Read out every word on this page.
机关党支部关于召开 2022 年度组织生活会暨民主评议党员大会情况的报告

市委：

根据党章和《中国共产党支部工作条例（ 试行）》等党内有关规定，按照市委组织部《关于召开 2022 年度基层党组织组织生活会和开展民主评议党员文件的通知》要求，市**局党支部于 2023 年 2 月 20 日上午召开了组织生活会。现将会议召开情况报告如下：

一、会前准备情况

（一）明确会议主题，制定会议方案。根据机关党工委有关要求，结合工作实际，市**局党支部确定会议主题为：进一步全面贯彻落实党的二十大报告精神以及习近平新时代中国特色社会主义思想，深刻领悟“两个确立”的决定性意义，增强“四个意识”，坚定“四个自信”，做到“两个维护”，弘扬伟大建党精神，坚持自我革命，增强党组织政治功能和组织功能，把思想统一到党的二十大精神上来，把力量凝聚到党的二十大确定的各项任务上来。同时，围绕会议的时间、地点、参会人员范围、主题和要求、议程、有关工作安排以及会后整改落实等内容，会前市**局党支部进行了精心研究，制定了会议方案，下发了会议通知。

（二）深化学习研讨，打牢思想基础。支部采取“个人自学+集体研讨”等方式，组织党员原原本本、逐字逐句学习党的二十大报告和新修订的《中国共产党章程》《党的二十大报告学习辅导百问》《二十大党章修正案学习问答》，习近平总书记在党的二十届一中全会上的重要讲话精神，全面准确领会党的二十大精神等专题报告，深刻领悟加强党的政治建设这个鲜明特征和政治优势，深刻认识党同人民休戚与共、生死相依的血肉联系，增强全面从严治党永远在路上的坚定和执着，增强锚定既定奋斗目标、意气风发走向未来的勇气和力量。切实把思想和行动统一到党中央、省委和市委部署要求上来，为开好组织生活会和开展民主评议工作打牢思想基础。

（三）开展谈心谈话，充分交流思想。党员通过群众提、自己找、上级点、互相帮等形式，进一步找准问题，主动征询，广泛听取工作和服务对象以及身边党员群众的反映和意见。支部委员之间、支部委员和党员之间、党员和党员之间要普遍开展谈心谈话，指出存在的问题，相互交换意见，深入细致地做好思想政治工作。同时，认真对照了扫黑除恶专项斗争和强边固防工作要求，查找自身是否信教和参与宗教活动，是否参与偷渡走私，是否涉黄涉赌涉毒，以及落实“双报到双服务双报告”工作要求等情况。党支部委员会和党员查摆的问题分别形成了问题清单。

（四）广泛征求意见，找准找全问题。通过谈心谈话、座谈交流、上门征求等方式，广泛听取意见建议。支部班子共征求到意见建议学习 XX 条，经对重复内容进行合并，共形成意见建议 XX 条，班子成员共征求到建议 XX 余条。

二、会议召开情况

========================================================================

*TASK INSTRUCTIONS:* Everything in the listing above should be restated exactly.

*OUTPUT:*
Read out every word on this page.
机关党支部关于召开 2022 年度组织生活会暨民主评议党员大会情况的报告

市委：

根据党章和《中国共产党支部工作条例（ 试行）》等党内有关规定，按照市委组织部《关于召开 2022 年度基层党组织组织生活会和开展民主评议党员文件的通知》要求，市**局党支部于 2023 年 2 月 20 日上午召开了组织生活会。现将会议召开情况报告如下：

一、会前准备情况

（一）明确会议主题，制定会议方案。根据机关党工委有关要求，结合工作实际，市**局党支部确定会议主题为：进一步全面贯彻落实党的二十大报告精神以及习近平新时代中国特色社会主义思想，深刻领悟“两个确立”的决定性意义，增强“四个意识”，坚定“四个自信”，做到“两个维护”，弘扬伟大建党精神，坚持自我革命，增强党组织政治功能和组织功能，把思想统一到党的二十大精神上来，把力量凝聚到党的二十大确定的各项任务上来。同时，围绕会议的时间、地点、参会人员范围、主题和要求、议程、有关工作安排以及会后整改落实等内容，会前市**局党支部进行了精心研究，制定了会议方案，下发了会议通知。

（二）深化学习研讨，打牢思想基础。支部采取“个人自学+集体研讨”等方式，组织党员原原本本、逐字逐句学习党的二十大报告和新修订的《中国共产党章程》《党的二十大报告学习辅导百问》《二十大党章修正案学习问答》，习近平总书记在党的二十届一中全会上的重要讲话精神，全面准确领会党的二十大精神等专题报告，深刻领悟加强党的政治建设这个鲜明特征和政治优势，深刻认识党同人民休戚与共、生死相依的血肉联系，增强全面从严治党永远在路上的坚定和执着，增强锚定既定奋斗目标、意气风发走向未来的勇气和力量。切实把思想和行动统一到党中央、省委和市委部署要求上来，为开好组织生活会和开展民主评议工作打牢思想基础。

（三）开展谈心谈话，充分交流思想。党员通过群众提、自己找、上级点、互相帮等形式，进一步找准问题，主动征询，广泛听取工作和服务对象以及身边党员群众的反映和意见。支部委员之间、支部委员和党员之间、党员和党员之间要普遍开展谈心谈话，指出存在的问题，相互交换意见，深入细致地做好思想政治工作。同时，认真对照了扫黑除恶专项斗争和强边固防工作要求，查找自身是否信教和参与宗教活动，是否参与偷渡走私，是否涉黄涉赌涉毒，以及落实“双报到双服务双报告”工作要求等情况。党支部委员会和党员查摆的问题分别形成了问题清单。

（四）广泛征求意见，找准找全问题。通过谈心谈话、座谈交流、上门征求等方式，广泛听取意见建议。支部班子共征求到意见建议学习 XX 条，经对重复内容进行合并，共形成意见建议 XX 条，班子成员共征求到建议 XX 余条。

二、会议召开情况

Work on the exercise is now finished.